Set problem: Look below and pull out each line with the word "name".

## begin Records

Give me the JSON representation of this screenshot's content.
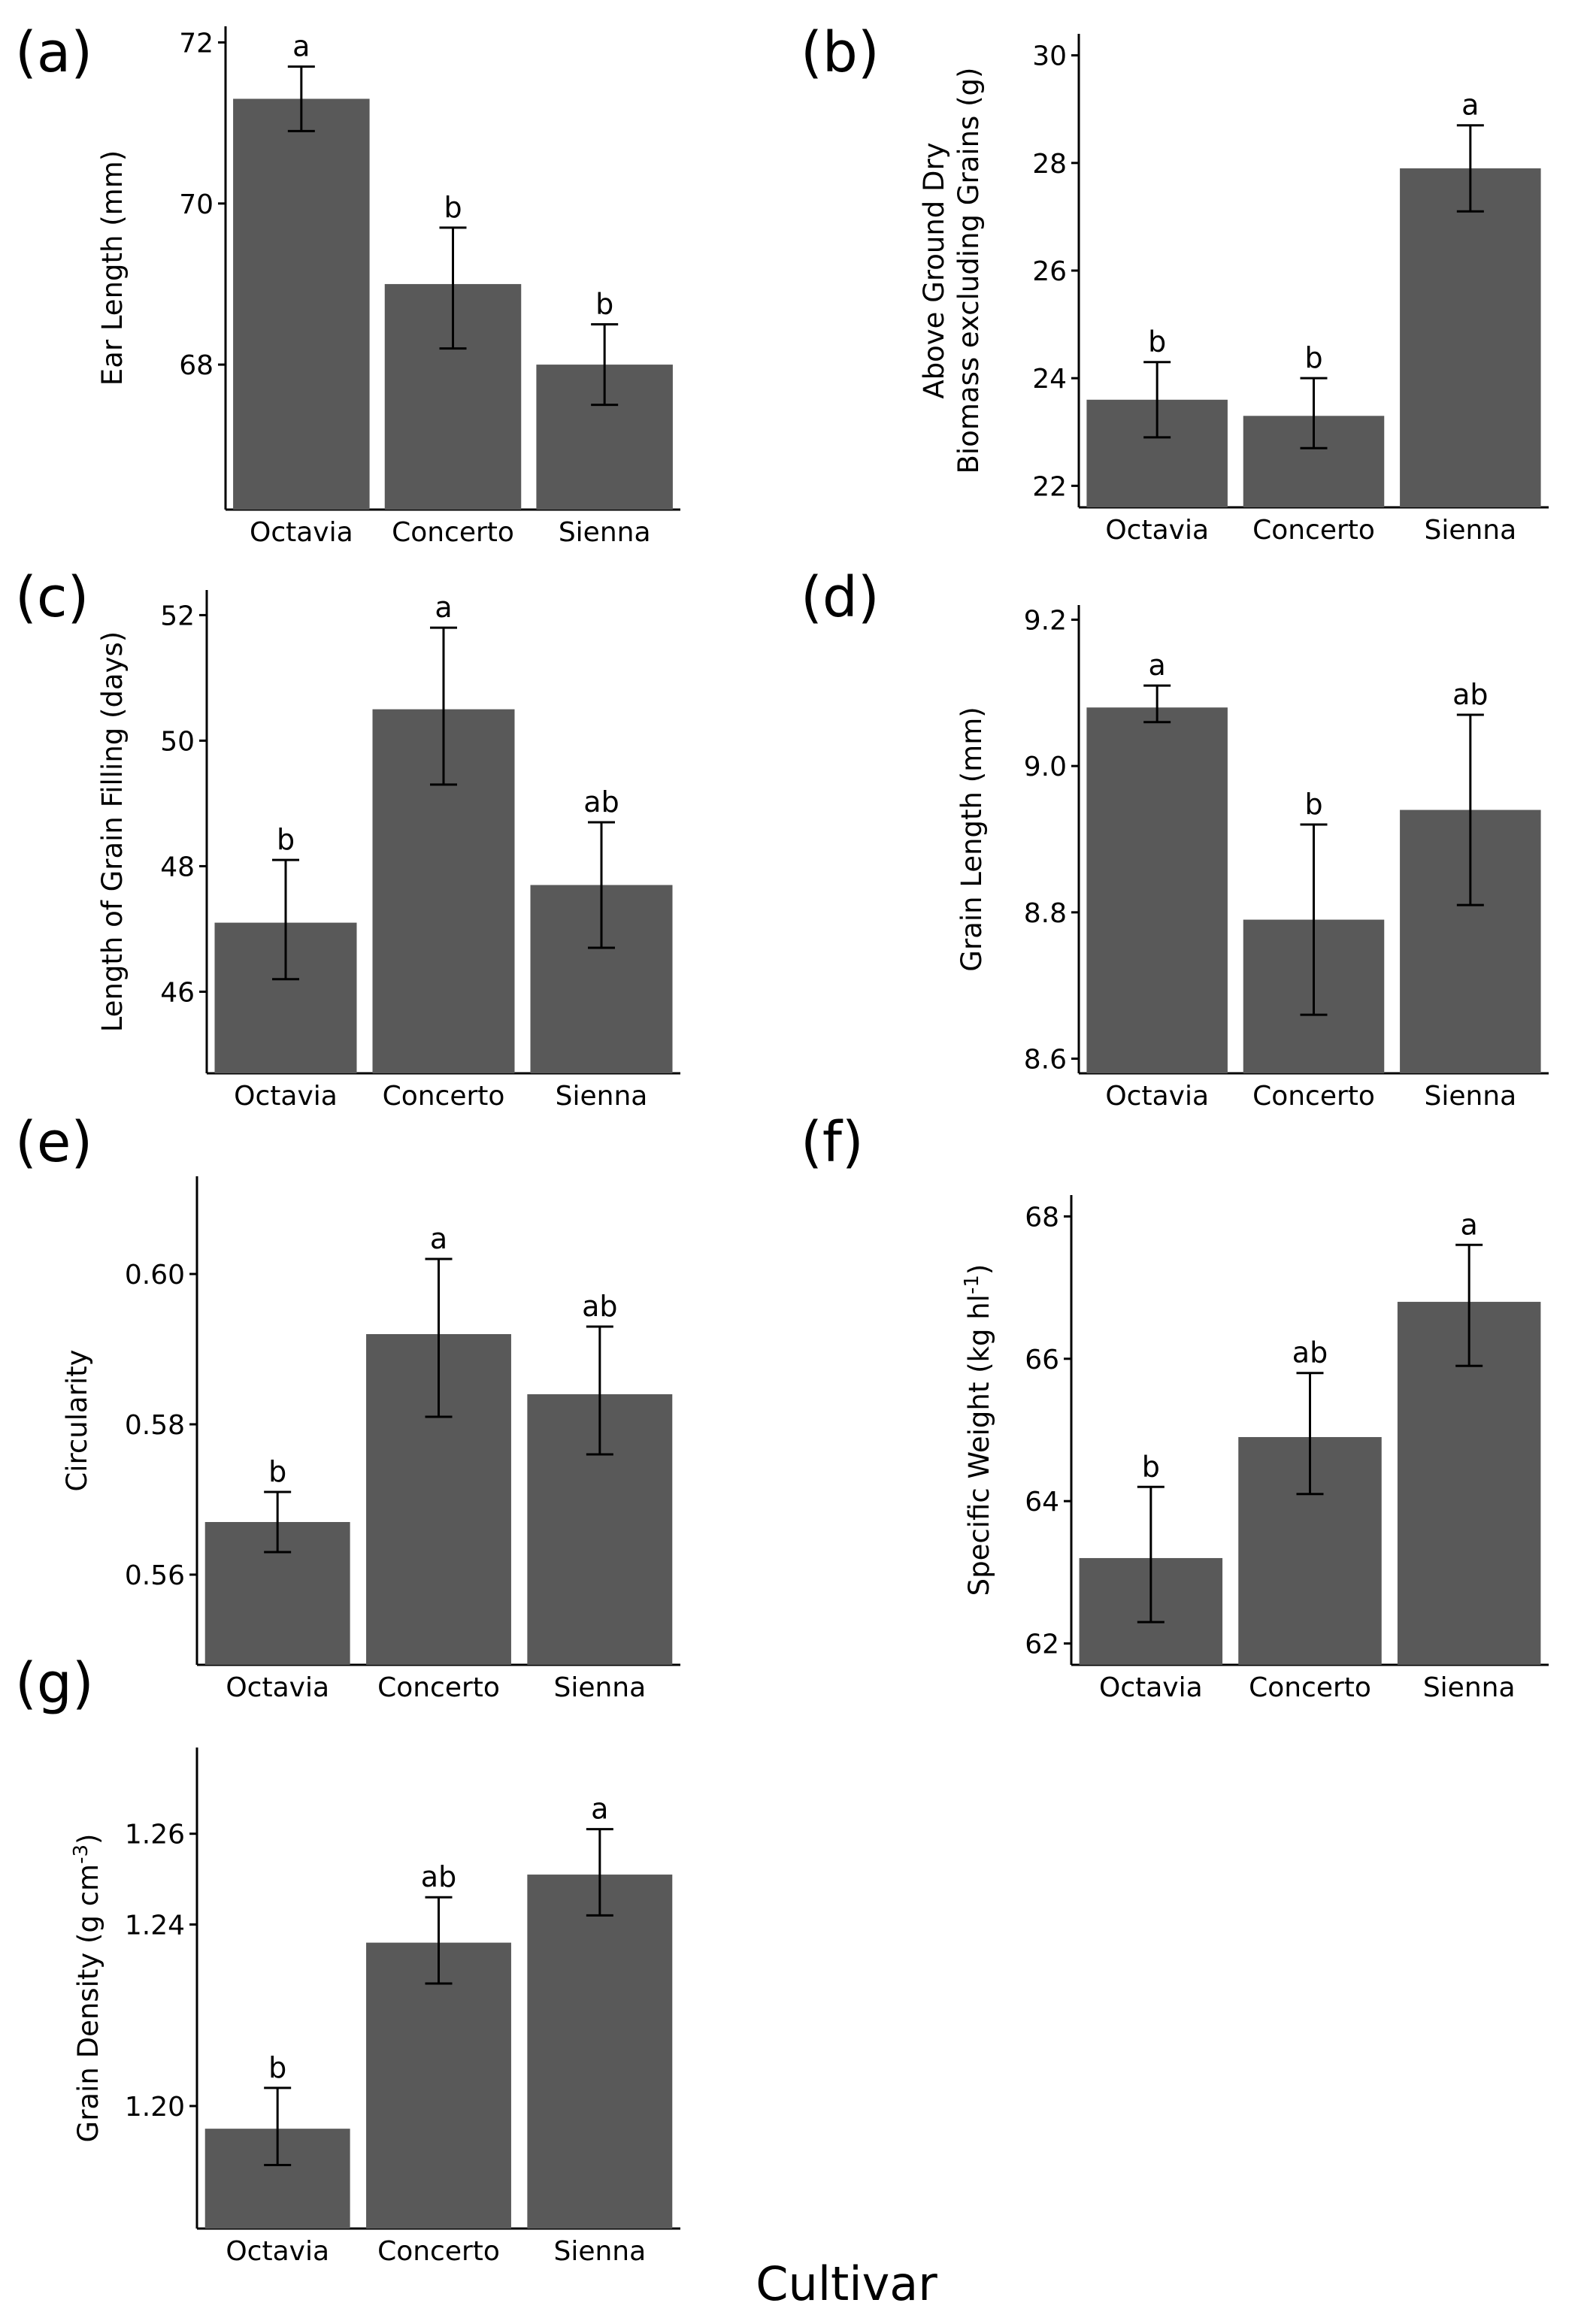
{
  "x_title": "Cultivar",
  "chart_data": [
    {
      "id": "a",
      "label": "(a)",
      "type": "bar",
      "ylabel": [
        "Ear Length (mm)"
      ],
      "ylim": [
        66.2,
        72.2
      ],
      "yticks": [
        68,
        70,
        72
      ],
      "categories": [
        "Octavia",
        "Concerto",
        "Sienna"
      ],
      "values": [
        71.3,
        69.0,
        68.0
      ],
      "err_low": [
        70.9,
        68.2,
        67.5
      ],
      "err_high": [
        71.7,
        69.7,
        68.5
      ],
      "letters": [
        "a",
        "b",
        "b"
      ]
    },
    {
      "id": "b",
      "label": "(b)",
      "type": "bar",
      "ylabel": [
        "Above Ground Dry",
        "Biomass excluding Grains (g)"
      ],
      "ylim": [
        21.6,
        30.4
      ],
      "yticks": [
        22,
        24,
        26,
        28,
        30
      ],
      "categories": [
        "Octavia",
        "Concerto",
        "Sienna"
      ],
      "values": [
        23.6,
        23.3,
        27.9
      ],
      "err_low": [
        22.9,
        22.7,
        27.1
      ],
      "err_high": [
        24.3,
        24.0,
        28.7
      ],
      "letters": [
        "b",
        "b",
        "a"
      ]
    },
    {
      "id": "c",
      "label": "(c)",
      "type": "bar",
      "ylabel": [
        "Length of Grain Filling (days)"
      ],
      "ylim": [
        44.7,
        52.4
      ],
      "yticks": [
        46,
        48,
        50,
        52
      ],
      "categories": [
        "Octavia",
        "Concerto",
        "Sienna"
      ],
      "values": [
        47.1,
        50.5,
        47.7
      ],
      "err_low": [
        46.2,
        49.3,
        46.7
      ],
      "err_high": [
        48.1,
        51.8,
        48.7
      ],
      "letters": [
        "b",
        "a",
        "ab"
      ]
    },
    {
      "id": "d",
      "label": "(d)",
      "type": "bar",
      "ylabel": [
        "Grain Length (mm)"
      ],
      "ylim": [
        8.58,
        9.22
      ],
      "yticks": [
        8.6,
        8.8,
        9.0,
        9.2
      ],
      "categories": [
        "Octavia",
        "Concerto",
        "Sienna"
      ],
      "values": [
        9.08,
        8.79,
        8.94
      ],
      "err_low": [
        9.06,
        8.66,
        8.81
      ],
      "err_high": [
        9.11,
        8.92,
        9.07
      ],
      "letters": [
        "a",
        "b",
        "ab"
      ]
    },
    {
      "id": "e",
      "label": "(e)",
      "type": "bar",
      "ylabel": [
        "Circularity"
      ],
      "ylim": [
        0.548,
        0.613
      ],
      "yticks": [
        0.56,
        0.58,
        0.6
      ],
      "ytick_labels": [
        "0.56",
        "0.58",
        "0.60"
      ],
      "categories": [
        "Octavia",
        "Concerto",
        "Sienna"
      ],
      "values": [
        0.567,
        0.592,
        0.584
      ],
      "err_low": [
        0.563,
        0.581,
        0.576
      ],
      "err_high": [
        0.571,
        0.602,
        0.593
      ],
      "letters": [
        "b",
        "a",
        "ab"
      ]
    },
    {
      "id": "f",
      "label": "(f)",
      "type": "bar",
      "ylabel": [
        "Specific Weight (kg hl",
        "-1",
        ")"
      ],
      "ylim": [
        61.7,
        68.3
      ],
      "yticks": [
        62,
        64,
        66,
        68
      ],
      "categories": [
        "Octavia",
        "Concerto",
        "Sienna"
      ],
      "values": [
        63.2,
        64.9,
        66.8
      ],
      "err_low": [
        62.3,
        64.1,
        65.9
      ],
      "err_high": [
        64.2,
        65.8,
        67.6
      ],
      "letters": [
        "b",
        "ab",
        "a"
      ]
    },
    {
      "id": "g",
      "label": "(g)",
      "type": "bar",
      "ylabel": [
        "Grain Density (g cm",
        "-3",
        ")"
      ],
      "ylim": [
        1.173,
        1.279
      ],
      "yticks": [
        1.2,
        1.24,
        1.26
      ],
      "ytick_labels": [
        "1.20",
        "1.24",
        "1.26"
      ],
      "categories": [
        "Octavia",
        "Concerto",
        "Sienna"
      ],
      "values": [
        1.195,
        1.236,
        1.251
      ],
      "err_low": [
        1.187,
        1.227,
        1.242
      ],
      "err_high": [
        1.204,
        1.246,
        1.261
      ],
      "letters": [
        "b",
        "ab",
        "a"
      ]
    }
  ]
}
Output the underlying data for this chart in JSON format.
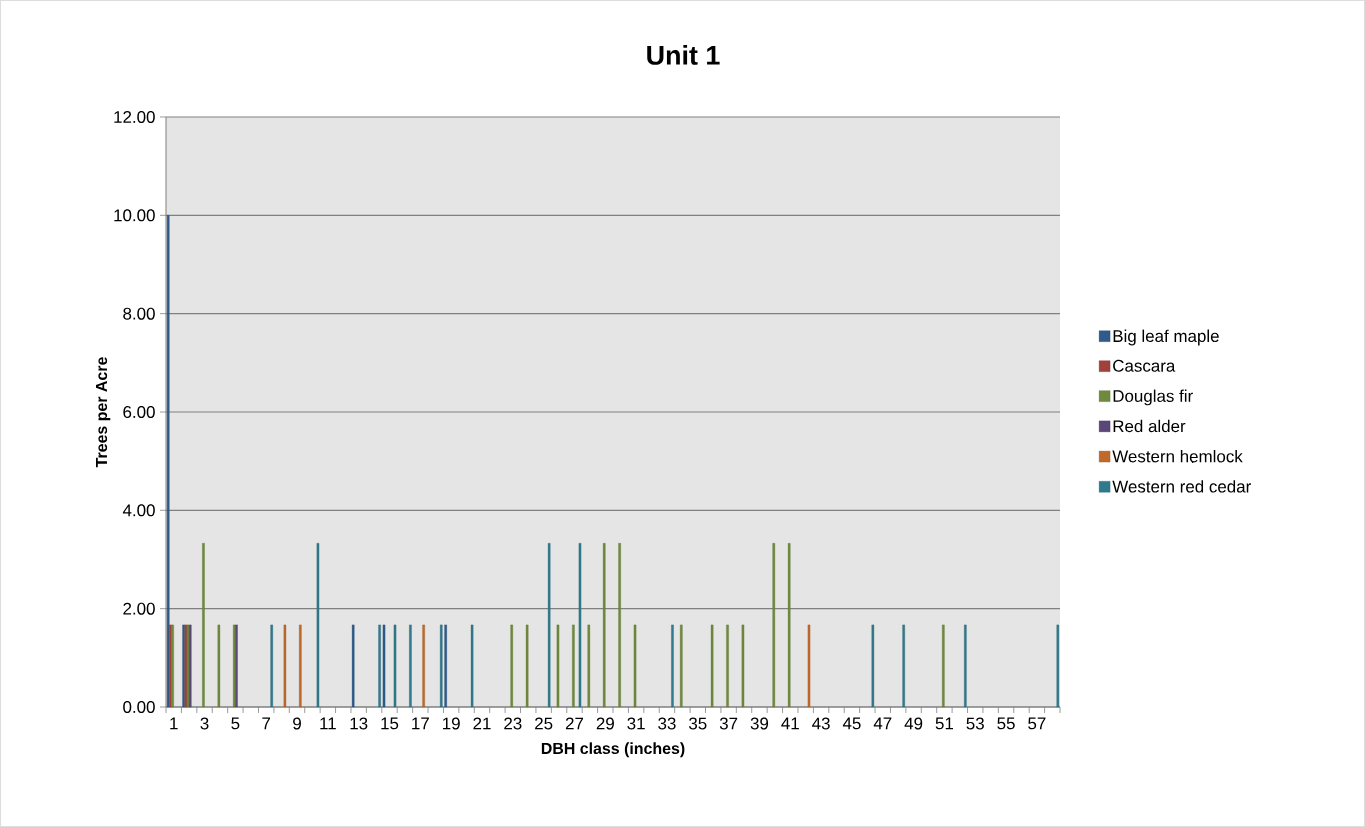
{
  "chart_data": {
    "type": "bar",
    "title": "Unit 1",
    "xlabel": "DBH class (inches)",
    "ylabel": "Trees per Acre",
    "categories": [
      "1",
      null,
      "3",
      null,
      "5",
      null,
      "7",
      null,
      "9",
      null,
      "11",
      null,
      "13",
      null,
      "15",
      null,
      "17",
      null,
      "19",
      null,
      "21",
      null,
      "23",
      null,
      "25",
      null,
      "27",
      null,
      "29",
      null,
      "31",
      null,
      "33",
      null,
      "35",
      null,
      "37",
      null,
      "39",
      null,
      "41",
      null,
      "43",
      null,
      "45",
      null,
      "47",
      null,
      "49",
      null,
      "51",
      null,
      "53",
      null,
      "55",
      null,
      "57",
      null
    ],
    "series": [
      {
        "name": "Big leaf maple",
        "color": "#2e5b8c",
        "values": [
          10,
          1.67,
          null,
          null,
          null,
          null,
          null,
          null,
          null,
          null,
          null,
          null,
          1.67,
          null,
          1.67,
          null,
          null,
          null,
          1.67,
          null,
          null,
          null,
          null,
          null,
          null,
          null,
          null,
          null,
          null,
          null,
          null,
          null,
          null,
          null,
          null,
          null,
          null,
          null,
          null,
          null,
          null,
          null,
          null,
          null,
          null,
          null,
          null,
          null,
          null,
          null,
          null,
          null,
          null,
          null,
          null,
          null,
          null,
          null
        ]
      },
      {
        "name": "Cascara",
        "color": "#a0413c",
        "values": [
          1.67,
          1.67,
          null,
          null,
          null,
          null,
          null,
          null,
          null,
          null,
          null,
          null,
          null,
          null,
          null,
          null,
          null,
          null,
          null,
          null,
          null,
          null,
          null,
          null,
          null,
          null,
          null,
          null,
          null,
          null,
          null,
          null,
          null,
          null,
          null,
          null,
          null,
          null,
          null,
          null,
          null,
          null,
          null,
          null,
          null,
          null,
          null,
          null,
          null,
          null,
          null,
          null,
          null,
          null,
          null,
          null,
          null,
          null
        ]
      },
      {
        "name": "Douglas fir",
        "color": "#6f8a3a",
        "values": [
          1.67,
          1.67,
          3.33,
          1.67,
          1.67,
          null,
          null,
          null,
          null,
          null,
          null,
          null,
          null,
          null,
          null,
          null,
          null,
          null,
          null,
          null,
          null,
          null,
          1.67,
          1.67,
          null,
          1.67,
          1.67,
          1.67,
          3.33,
          3.33,
          1.67,
          null,
          null,
          1.67,
          null,
          1.67,
          1.67,
          1.67,
          null,
          3.33,
          3.33,
          null,
          null,
          null,
          null,
          null,
          null,
          null,
          null,
          null,
          1.67,
          null,
          null,
          null,
          null,
          null,
          null,
          null
        ]
      },
      {
        "name": "Red alder",
        "color": "#5b4678",
        "values": [
          null,
          1.67,
          null,
          null,
          1.67,
          null,
          null,
          null,
          null,
          null,
          null,
          null,
          null,
          null,
          null,
          null,
          null,
          null,
          null,
          null,
          null,
          null,
          null,
          null,
          null,
          null,
          null,
          null,
          null,
          null,
          null,
          null,
          null,
          null,
          null,
          null,
          null,
          null,
          null,
          null,
          null,
          null,
          null,
          null,
          null,
          null,
          null,
          null,
          null,
          null,
          null,
          null,
          null,
          null,
          null,
          null,
          null,
          null
        ]
      },
      {
        "name": "Western hemlock",
        "color": "#c0692a",
        "values": [
          null,
          null,
          null,
          null,
          null,
          null,
          null,
          1.67,
          1.67,
          null,
          null,
          null,
          null,
          null,
          null,
          null,
          1.67,
          null,
          null,
          null,
          null,
          null,
          null,
          null,
          null,
          null,
          null,
          null,
          null,
          null,
          null,
          null,
          null,
          null,
          null,
          null,
          null,
          null,
          null,
          null,
          null,
          1.67,
          null,
          null,
          null,
          null,
          null,
          null,
          null,
          null,
          null,
          null,
          null,
          null,
          null,
          null,
          null,
          null
        ]
      },
      {
        "name": "Western red cedar",
        "color": "#2f7a8c",
        "values": [
          null,
          null,
          null,
          null,
          null,
          null,
          1.67,
          null,
          null,
          3.33,
          null,
          null,
          null,
          1.67,
          1.67,
          1.67,
          null,
          1.67,
          null,
          1.67,
          null,
          null,
          null,
          null,
          3.33,
          null,
          3.33,
          null,
          null,
          null,
          null,
          null,
          1.67,
          null,
          null,
          null,
          null,
          null,
          null,
          null,
          null,
          null,
          null,
          null,
          null,
          1.67,
          null,
          1.67,
          null,
          null,
          null,
          1.67,
          null,
          null,
          null,
          null,
          null,
          1.67
        ]
      }
    ],
    "ylim": [
      0,
      12
    ],
    "yticks": [
      {
        "value": 0,
        "label": "0.00"
      },
      {
        "value": 2,
        "label": "2.00"
      },
      {
        "value": 4,
        "label": "4.00"
      },
      {
        "value": 6,
        "label": "6.00"
      },
      {
        "value": 8,
        "label": "8.00"
      },
      {
        "value": 10,
        "label": "10.00"
      },
      {
        "value": 12,
        "label": "12.00"
      }
    ],
    "grid": "y",
    "legend": "right"
  }
}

## end Records

Task answer:
        "name": "Big leaf maple",
        "name": "Cascara",
        "name": "Douglas fir",
        "name": "Red alder",
        "name": "Western hemlock",
        "name": "Western red cedar",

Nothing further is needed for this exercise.